* **Job**
Write out each entry, exactly the way it appears.

'''

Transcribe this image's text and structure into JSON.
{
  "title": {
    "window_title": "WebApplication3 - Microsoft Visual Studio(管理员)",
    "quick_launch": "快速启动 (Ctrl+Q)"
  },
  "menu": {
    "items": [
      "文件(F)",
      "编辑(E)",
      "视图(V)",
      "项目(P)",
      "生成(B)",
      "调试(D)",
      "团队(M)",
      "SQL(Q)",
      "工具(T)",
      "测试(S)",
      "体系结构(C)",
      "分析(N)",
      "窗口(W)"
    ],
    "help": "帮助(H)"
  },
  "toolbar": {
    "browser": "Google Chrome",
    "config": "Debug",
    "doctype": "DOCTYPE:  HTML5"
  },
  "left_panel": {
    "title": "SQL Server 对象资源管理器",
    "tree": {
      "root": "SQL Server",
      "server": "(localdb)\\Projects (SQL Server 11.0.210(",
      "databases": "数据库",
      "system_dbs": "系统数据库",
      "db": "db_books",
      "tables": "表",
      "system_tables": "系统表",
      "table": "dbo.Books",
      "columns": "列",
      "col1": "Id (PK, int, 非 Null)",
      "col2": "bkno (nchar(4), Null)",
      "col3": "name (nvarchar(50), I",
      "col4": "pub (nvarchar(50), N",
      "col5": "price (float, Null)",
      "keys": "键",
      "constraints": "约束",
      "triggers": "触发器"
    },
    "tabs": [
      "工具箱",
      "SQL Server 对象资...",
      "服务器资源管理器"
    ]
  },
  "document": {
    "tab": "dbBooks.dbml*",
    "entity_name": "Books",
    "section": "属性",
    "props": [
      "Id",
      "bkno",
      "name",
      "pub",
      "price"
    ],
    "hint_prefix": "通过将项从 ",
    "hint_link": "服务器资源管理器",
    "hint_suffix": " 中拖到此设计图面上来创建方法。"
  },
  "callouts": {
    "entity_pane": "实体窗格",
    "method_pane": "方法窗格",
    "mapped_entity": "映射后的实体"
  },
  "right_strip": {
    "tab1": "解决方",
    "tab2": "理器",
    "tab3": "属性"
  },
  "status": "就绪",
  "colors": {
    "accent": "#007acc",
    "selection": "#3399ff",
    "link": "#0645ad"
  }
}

'''

* **Exercise output**
Transcribe this image's text and structure into JSON.
{
  "title": {
    "window_title": "WebApplication3 - Microsoft Visual Studio(管理员)",
    "quick_launch": "快速启动 (Ctrl+Q)"
  },
  "menu": {
    "items": [
      "文件(F)",
      "编辑(E)",
      "视图(V)",
      "项目(P)",
      "生成(B)",
      "调试(D)",
      "团队(M)",
      "SQL(Q)",
      "工具(T)",
      "测试(S)",
      "体系结构(C)",
      "分析(N)",
      "窗口(W)"
    ],
    "help": "帮助(H)"
  },
  "toolbar": {
    "browser": "Google Chrome",
    "config": "Debug",
    "doctype": "DOCTYPE:  HTML5"
  },
  "left_panel": {
    "title": "SQL Server 对象资源管理器",
    "tree": {
      "root": "SQL Server",
      "server": "(localdb)\\Projects (SQL Server 11.0.210(",
      "databases": "数据库",
      "system_dbs": "系统数据库",
      "db": "db_books",
      "tables": "表",
      "system_tables": "系统表",
      "table": "dbo.Books",
      "columns": "列",
      "col1": "Id (PK, int, 非 Null)",
      "col2": "bkno (nchar(4), Null)",
      "col3": "name (nvarchar(50), I",
      "col4": "pub (nvarchar(50), N",
      "col5": "price (float, Null)",
      "keys": "键",
      "constraints": "约束",
      "triggers": "触发器"
    },
    "tabs": [
      "工具箱",
      "SQL Server 对象资...",
      "服务器资源管理器"
    ]
  },
  "document": {
    "tab": "dbBooks.dbml*",
    "entity_name": "Books",
    "section": "属性",
    "props": [
      "Id",
      "bkno",
      "name",
      "pub",
      "price"
    ],
    "hint_prefix": "通过将项从 ",
    "hint_link": "服务器资源管理器",
    "hint_suffix": " 中拖到此设计图面上来创建方法。"
  },
  "callouts": {
    "entity_pane": "实体窗格",
    "method_pane": "方法窗格",
    "mapped_entity": "映射后的实体"
  },
  "right_strip": {
    "tab1": "解决方",
    "tab2": "理器",
    "tab3": "属性"
  },
  "status": "就绪",
  "colors": {
    "accent": "#007acc",
    "selection": "#3399ff",
    "link": "#0645ad"
  }
}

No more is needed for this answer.